Trecho do documento ▸
......

Logo após renunciar a presidência dos Estados Unidos, em 1974, Richard Nixon aceitou o convite feito por um apresentador de tv para uma série de entrevistas. A principal intenção do presidente era limpar a imagem negativa que havia deixado com o escândalo de Watergate. O episódio é retratado em “Frost/Nixon”, filme correto e surpreendentemente intrigante.

O diretor Ron Howard foge do padrão de que filme político tem que ser incompreensível e tedioso, e sendo assim, origina um conjunto harmonioso de dados históricos e entretenimento. A construção dos fatos é de fácil entendimento e rende muito mais do que a primeira vista aparenta.

O grande destaque vai para Frank Langella como o político controverso. Apesar de não ser parecido fisicamente com Nixon, o veterano ator demonstra uma entrega intensa a figura do presidente. A disputa fica interessante quando o entrevistador mostra-se bem mais astuto que o planejado.

Nota: 8,0

O Curioso Caso de Benjamin Button


Não há palavra melhor para definir o novo filme de David Fincher que “curioso”. Talvez seja por isso que ela está bem estampada no título da produção! A trajetória de um bebê com a aparência de um idoso que vai rejuvenecendo com o passar dos anos encantou o público e os críticos. Para completar, o filme foi recordista no Oscar 2009 com 13 indicações.

Ao ter como base um conto de poucas páginas de F. Scott Fitzgerald, o roteiro acabou obrigado a estender a narrativa, criando assim novas situações e desenvolvendo melhor a estranha faceta do protagonista. Por mais bizarro que possa parecer, o caso de Benjamin Button é muito bem explicado na tela e não deixa furos. As repostas que podem surgir antes de assistir o projeto são respondidas com êxito e, sem dificuldade, o espectador mergulha no universo singular da produção.

Dessa forma, assistimos a existência de um ser humano de trás para frente, e no caminho, muitos questionamentos são discutidos. O debate primordial é sobre a morte, seu fantasma sempre presente, explícito nos primeiros sinais do envelhecimento até a chegada inevitável. É por isso, que questionamos ser como Button: ao momento que vamos ficando mais jovens, ficamos também mais sábios. Não seria o ideal?

......

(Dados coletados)

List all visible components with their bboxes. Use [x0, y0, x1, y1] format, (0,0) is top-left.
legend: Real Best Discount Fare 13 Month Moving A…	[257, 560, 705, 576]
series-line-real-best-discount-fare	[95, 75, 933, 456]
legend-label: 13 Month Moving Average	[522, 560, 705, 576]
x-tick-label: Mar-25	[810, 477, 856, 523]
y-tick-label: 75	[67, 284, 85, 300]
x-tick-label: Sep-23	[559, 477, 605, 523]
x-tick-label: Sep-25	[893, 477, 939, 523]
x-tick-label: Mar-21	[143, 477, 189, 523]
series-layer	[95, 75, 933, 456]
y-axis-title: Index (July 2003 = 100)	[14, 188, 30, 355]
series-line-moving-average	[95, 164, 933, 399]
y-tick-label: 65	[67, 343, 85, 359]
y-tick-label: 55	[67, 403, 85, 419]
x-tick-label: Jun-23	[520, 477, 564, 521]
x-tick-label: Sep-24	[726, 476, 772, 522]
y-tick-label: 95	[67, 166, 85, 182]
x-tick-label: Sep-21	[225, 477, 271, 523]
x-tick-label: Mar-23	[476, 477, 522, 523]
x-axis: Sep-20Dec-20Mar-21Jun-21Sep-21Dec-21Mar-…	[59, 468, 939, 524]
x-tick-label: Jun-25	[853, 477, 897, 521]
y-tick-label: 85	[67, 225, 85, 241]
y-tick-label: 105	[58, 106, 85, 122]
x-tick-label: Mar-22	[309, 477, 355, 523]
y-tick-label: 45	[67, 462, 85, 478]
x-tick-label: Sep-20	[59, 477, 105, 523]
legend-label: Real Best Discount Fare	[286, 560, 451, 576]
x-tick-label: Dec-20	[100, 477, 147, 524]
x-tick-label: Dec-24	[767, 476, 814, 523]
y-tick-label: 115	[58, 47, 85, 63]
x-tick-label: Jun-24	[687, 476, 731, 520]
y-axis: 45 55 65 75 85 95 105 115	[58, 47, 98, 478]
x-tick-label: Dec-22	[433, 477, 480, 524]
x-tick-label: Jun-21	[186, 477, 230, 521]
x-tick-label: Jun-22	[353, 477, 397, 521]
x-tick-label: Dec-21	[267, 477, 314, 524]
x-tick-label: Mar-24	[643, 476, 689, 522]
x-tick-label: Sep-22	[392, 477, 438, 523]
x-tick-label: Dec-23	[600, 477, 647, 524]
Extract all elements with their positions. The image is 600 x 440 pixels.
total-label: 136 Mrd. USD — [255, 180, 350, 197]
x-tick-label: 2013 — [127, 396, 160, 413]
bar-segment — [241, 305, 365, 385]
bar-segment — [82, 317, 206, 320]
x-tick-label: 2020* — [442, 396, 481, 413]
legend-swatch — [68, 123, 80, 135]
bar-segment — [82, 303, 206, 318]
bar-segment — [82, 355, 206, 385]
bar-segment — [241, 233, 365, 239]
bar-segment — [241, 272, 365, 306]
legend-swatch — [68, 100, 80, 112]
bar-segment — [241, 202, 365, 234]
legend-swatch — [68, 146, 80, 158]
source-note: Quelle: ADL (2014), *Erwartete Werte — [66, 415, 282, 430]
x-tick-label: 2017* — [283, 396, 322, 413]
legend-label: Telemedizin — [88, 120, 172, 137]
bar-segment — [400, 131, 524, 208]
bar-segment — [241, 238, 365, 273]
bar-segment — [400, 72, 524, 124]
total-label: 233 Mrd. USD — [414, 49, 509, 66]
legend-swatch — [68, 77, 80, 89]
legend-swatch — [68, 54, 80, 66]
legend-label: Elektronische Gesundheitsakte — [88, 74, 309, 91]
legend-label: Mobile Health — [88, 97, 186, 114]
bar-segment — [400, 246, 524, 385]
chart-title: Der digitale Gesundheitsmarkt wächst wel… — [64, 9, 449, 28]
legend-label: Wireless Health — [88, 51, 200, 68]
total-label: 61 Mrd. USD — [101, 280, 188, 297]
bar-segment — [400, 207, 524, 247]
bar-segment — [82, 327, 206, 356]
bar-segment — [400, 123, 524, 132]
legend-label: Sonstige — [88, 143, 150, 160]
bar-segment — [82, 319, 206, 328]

......

Tarefas a realizar ▸
(1) Segundo o trecho, por que o roteiro de "O Curioso Caso de Benjamin Button" precisou estender a narrativa? Explique em uma a três frases.
(2) De acordo com o trecho, quantas indicações o filme de David Fincher recebeu no Oscar 2009?
(3) Reproduza fielmente a parte do trecho que começa em "Não há palavra" e termina em "com 13 indicações.".
As linhas não têm relação nenhuma com o trecho.

Respostas às tarefas ▸
(1) O roteiro teve como base um conto de poucas páginas de F. Scott Fitzgerald e, por isso, precisou estender a narrativa. Assim, criou novas situações e desenvolveu melhor a estranha faceta do protagonista.

(2) Recebeu 13 indicações e foi recordista na premiação.

(3)
Não há palavra melhor para definir o novo filme de David Fincher que “curioso”. Talvez seja por isso que ela está bem estampada no título da produção! A trajetória de um bebê com a aparência de um idoso que vai rejuvenecendo com o passar dos anos encantou o público e os críticos. Para completar, o filme foi recordista no Oscar 2009 com 13 indicações.